» TASK MATERIAL:

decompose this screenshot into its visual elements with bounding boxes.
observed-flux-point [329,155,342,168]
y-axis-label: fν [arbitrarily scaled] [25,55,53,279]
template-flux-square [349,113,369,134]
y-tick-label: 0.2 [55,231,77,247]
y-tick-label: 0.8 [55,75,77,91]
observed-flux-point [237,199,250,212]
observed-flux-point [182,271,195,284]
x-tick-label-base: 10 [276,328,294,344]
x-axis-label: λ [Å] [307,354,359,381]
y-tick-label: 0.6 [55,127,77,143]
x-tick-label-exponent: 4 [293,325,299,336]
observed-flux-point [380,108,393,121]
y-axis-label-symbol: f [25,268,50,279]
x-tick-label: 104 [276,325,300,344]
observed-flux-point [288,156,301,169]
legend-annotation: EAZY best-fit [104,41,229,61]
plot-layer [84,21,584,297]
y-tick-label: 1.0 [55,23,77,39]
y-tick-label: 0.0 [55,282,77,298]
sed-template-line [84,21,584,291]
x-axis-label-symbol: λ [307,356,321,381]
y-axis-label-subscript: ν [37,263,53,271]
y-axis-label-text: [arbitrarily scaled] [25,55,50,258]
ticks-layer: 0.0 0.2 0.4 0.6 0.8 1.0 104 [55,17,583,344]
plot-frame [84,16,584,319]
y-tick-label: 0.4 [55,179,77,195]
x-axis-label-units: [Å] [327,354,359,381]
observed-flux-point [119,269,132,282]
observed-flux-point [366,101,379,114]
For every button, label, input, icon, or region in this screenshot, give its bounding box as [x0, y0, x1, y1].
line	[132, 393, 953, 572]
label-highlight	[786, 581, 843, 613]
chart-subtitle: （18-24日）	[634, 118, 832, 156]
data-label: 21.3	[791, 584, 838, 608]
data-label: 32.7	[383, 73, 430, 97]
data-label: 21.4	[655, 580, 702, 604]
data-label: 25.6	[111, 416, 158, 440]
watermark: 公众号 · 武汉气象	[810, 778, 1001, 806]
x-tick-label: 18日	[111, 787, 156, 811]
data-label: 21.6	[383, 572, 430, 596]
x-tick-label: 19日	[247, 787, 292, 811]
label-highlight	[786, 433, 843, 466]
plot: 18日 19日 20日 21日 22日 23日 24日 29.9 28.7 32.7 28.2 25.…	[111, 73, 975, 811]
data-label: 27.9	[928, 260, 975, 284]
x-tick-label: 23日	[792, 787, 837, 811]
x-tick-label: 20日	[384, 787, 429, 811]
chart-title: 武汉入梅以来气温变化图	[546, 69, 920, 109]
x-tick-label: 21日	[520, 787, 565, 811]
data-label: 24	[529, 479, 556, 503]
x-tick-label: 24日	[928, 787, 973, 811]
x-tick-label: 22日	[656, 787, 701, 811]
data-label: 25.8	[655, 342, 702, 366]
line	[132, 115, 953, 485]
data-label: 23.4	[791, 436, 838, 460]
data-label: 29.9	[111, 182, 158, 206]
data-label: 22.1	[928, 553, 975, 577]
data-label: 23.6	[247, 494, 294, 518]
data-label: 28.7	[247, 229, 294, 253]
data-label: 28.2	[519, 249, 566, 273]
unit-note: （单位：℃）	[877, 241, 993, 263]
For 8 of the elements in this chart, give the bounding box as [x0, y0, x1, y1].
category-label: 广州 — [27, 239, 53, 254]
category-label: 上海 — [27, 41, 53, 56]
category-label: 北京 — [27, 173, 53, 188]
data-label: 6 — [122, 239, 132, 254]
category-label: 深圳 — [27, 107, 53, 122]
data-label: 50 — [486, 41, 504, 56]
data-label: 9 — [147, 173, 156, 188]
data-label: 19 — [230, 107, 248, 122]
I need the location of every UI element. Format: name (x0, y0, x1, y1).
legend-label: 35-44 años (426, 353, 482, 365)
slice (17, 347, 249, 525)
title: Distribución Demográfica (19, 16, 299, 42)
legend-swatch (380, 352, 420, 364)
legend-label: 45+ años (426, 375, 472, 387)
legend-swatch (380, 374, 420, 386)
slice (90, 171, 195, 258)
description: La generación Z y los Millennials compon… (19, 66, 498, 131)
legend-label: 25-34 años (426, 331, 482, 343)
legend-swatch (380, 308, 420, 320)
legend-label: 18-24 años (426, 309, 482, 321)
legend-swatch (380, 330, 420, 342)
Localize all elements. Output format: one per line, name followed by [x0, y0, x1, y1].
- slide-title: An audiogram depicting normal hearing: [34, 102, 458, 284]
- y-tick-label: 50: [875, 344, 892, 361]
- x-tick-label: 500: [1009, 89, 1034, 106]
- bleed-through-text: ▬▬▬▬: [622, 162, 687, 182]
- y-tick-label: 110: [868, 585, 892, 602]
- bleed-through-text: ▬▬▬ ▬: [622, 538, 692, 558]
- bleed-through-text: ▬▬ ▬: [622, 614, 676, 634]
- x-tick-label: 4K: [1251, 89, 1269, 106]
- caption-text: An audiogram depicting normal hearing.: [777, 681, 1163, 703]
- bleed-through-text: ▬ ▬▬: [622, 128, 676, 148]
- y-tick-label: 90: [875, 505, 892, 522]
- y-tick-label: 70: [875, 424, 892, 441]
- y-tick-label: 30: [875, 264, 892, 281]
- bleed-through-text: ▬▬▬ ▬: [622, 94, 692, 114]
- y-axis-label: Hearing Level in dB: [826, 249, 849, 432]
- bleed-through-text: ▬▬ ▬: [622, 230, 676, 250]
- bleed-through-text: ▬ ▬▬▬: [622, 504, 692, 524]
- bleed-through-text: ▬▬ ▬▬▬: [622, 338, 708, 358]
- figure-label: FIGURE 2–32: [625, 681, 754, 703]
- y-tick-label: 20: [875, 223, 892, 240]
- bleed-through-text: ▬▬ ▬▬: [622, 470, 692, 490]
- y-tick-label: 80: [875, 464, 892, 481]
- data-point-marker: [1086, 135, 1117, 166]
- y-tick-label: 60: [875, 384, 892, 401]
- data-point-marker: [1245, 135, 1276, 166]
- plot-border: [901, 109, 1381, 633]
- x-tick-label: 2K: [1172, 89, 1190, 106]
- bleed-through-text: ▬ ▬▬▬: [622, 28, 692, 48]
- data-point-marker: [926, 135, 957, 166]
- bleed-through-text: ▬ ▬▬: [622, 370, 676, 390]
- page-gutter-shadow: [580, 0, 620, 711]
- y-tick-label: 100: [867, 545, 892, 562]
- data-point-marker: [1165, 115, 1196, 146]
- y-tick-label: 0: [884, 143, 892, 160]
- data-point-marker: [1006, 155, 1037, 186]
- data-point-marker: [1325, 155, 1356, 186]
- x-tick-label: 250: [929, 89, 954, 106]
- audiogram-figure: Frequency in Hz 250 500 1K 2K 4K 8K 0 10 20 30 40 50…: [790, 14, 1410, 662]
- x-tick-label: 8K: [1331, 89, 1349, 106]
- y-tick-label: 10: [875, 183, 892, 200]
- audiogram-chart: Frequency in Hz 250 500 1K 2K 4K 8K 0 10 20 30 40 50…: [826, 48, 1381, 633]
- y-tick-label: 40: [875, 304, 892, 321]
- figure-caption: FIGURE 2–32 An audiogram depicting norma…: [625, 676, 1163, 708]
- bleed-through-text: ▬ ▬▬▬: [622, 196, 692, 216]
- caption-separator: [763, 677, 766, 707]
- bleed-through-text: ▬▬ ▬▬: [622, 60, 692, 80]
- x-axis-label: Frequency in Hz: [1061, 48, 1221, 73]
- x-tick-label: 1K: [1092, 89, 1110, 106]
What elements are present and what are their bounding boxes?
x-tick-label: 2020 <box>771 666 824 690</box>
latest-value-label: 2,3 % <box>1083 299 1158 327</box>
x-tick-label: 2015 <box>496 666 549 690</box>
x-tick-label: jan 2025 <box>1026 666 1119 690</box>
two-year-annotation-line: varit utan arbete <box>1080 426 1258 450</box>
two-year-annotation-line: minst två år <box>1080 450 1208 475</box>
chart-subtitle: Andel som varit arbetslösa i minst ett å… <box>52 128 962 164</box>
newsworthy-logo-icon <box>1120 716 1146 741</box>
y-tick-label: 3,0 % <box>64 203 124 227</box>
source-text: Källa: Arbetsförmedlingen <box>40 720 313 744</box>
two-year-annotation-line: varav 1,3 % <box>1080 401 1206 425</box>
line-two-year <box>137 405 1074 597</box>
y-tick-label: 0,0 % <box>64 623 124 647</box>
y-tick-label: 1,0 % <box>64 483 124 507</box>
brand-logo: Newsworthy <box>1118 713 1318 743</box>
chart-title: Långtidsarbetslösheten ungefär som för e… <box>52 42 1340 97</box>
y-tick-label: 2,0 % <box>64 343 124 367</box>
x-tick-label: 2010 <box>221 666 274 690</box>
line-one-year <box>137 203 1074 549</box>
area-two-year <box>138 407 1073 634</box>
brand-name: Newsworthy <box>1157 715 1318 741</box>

» WRITTEN REQUEST:
Reproduce word for word the items starting with the first line and going on through the line with "observed-flux-point [119,269,132,282]", including both of those lines.

» EXERCISE RESPONSE:
decompose this screenshot into its visual elements with bounding boxes.
observed-flux-point [329,155,342,168]
y-axis-label: fν [arbitrarily scaled] [25,55,53,279]
template-flux-square [349,113,369,134]
y-tick-label: 0.2 [55,231,77,247]
y-tick-label: 0.8 [55,75,77,91]
observed-flux-point [237,199,250,212]
observed-flux-point [182,271,195,284]
x-tick-label-base: 10 [276,328,294,344]
x-axis-label: λ [Å] [307,354,359,381]
y-tick-label: 0.6 [55,127,77,143]
x-tick-label-exponent: 4 [293,325,299,336]
observed-flux-point [380,108,393,121]
y-axis-label-symbol: f [25,268,50,279]
x-tick-label: 104 [276,325,300,344]
observed-flux-point [288,156,301,169]
legend-annotation: EAZY best-fit [104,41,229,61]
plot-layer [84,21,584,297]
y-tick-label: 1.0 [55,23,77,39]
y-tick-label: 0.0 [55,282,77,298]
sed-template-line [84,21,584,291]
x-axis-label-symbol: λ [307,356,321,381]
y-axis-label-subscript: ν [37,263,53,271]
y-axis-label-text: [arbitrarily scaled] [25,55,50,258]
ticks-layer: 0.0 0.2 0.4 0.6 0.8 1.0 104 [55,17,583,344]
plot-frame [84,16,584,319]
y-tick-label: 0.4 [55,179,77,195]
x-axis-label-units: [Å] [327,354,359,381]
observed-flux-point [119,269,132,282]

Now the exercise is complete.